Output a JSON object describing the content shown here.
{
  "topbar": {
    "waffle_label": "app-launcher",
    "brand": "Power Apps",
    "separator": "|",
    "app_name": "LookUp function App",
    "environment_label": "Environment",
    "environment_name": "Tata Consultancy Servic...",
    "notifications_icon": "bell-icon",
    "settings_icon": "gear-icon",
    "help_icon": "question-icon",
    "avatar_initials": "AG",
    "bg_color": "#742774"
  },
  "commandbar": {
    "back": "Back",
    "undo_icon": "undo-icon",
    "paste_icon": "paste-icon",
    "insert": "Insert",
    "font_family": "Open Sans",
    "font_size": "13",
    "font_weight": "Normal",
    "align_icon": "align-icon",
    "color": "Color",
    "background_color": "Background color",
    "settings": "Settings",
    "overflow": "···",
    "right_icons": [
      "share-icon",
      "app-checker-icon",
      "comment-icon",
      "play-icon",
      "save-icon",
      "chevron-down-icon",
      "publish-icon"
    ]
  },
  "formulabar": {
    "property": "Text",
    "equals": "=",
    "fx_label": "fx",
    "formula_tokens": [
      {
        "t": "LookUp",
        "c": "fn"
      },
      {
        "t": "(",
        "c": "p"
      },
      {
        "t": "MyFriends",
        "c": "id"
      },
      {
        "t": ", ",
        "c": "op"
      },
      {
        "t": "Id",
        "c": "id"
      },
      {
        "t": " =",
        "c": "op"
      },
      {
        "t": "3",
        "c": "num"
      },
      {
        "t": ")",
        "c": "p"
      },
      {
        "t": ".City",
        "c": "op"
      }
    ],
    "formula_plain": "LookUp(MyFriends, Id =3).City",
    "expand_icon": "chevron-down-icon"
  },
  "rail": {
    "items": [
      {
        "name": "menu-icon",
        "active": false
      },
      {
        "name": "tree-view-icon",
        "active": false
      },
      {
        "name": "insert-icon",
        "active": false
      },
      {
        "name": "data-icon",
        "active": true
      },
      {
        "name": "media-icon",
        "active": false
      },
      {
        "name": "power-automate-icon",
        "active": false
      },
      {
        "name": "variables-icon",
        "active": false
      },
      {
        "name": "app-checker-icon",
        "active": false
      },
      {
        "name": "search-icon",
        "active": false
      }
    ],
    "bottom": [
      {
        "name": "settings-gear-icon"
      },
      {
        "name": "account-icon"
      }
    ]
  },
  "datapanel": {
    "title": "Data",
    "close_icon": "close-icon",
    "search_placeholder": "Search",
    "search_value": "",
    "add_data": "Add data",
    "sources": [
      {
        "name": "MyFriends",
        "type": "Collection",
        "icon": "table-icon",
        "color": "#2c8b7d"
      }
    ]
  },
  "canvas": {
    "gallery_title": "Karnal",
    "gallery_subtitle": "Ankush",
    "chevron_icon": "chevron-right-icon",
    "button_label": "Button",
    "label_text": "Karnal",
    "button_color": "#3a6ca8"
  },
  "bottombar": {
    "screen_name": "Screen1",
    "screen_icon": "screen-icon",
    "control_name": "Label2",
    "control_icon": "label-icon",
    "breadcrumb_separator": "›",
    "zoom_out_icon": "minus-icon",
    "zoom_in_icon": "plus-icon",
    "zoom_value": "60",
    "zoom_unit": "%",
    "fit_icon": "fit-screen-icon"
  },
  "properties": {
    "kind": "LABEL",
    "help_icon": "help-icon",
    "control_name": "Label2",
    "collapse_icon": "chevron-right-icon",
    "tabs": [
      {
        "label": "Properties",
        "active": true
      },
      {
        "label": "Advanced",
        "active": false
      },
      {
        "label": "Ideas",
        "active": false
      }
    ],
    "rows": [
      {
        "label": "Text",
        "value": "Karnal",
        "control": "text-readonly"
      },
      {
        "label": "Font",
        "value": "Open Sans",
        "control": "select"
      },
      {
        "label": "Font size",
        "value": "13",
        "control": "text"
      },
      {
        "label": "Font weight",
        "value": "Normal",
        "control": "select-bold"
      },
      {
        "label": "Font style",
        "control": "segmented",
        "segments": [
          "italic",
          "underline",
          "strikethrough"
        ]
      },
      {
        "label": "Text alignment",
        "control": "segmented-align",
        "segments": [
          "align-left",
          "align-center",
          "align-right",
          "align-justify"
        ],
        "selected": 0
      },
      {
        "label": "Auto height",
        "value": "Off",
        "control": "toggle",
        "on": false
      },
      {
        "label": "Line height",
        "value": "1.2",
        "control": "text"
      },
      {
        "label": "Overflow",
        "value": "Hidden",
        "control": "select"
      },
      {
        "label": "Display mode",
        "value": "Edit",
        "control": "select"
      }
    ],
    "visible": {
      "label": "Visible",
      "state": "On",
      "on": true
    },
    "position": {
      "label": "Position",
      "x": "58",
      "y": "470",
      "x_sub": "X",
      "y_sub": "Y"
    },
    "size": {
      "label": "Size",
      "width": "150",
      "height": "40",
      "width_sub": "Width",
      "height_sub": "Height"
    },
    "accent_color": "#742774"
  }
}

________________________________________

### WHAT YOU SHOULD DO
List all lines in the material containing the string "checker".

### EXPECTED ANSWER
      "app-checker-icon",
        "name": "app-checker-icon",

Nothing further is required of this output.